> Do this
Extract each line from the entries below that has the string "region" in it.

> Dataset content
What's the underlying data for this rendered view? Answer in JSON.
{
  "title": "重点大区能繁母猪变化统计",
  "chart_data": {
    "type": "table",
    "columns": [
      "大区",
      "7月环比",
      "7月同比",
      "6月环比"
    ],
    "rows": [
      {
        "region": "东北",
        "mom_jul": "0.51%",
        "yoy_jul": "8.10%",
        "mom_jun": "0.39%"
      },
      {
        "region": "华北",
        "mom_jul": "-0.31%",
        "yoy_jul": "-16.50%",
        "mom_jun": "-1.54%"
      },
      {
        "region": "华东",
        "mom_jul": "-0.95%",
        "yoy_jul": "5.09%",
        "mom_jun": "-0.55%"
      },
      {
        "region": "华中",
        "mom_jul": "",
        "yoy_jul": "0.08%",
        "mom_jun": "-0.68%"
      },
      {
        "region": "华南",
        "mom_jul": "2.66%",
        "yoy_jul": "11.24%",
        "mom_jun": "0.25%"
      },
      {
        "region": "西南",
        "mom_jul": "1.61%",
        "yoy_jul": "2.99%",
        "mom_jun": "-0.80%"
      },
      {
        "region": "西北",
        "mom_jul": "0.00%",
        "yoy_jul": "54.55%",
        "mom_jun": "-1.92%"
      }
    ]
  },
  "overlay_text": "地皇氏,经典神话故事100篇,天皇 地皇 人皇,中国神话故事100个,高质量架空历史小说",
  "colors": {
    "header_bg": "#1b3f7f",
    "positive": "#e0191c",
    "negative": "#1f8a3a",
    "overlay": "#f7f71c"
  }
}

> Task response
        "region": "东北",
        "region": "华北",
        "region": "华东",
        "region": "华中",
        "region": "华南",
        "region": "西南",
        "region": "西北",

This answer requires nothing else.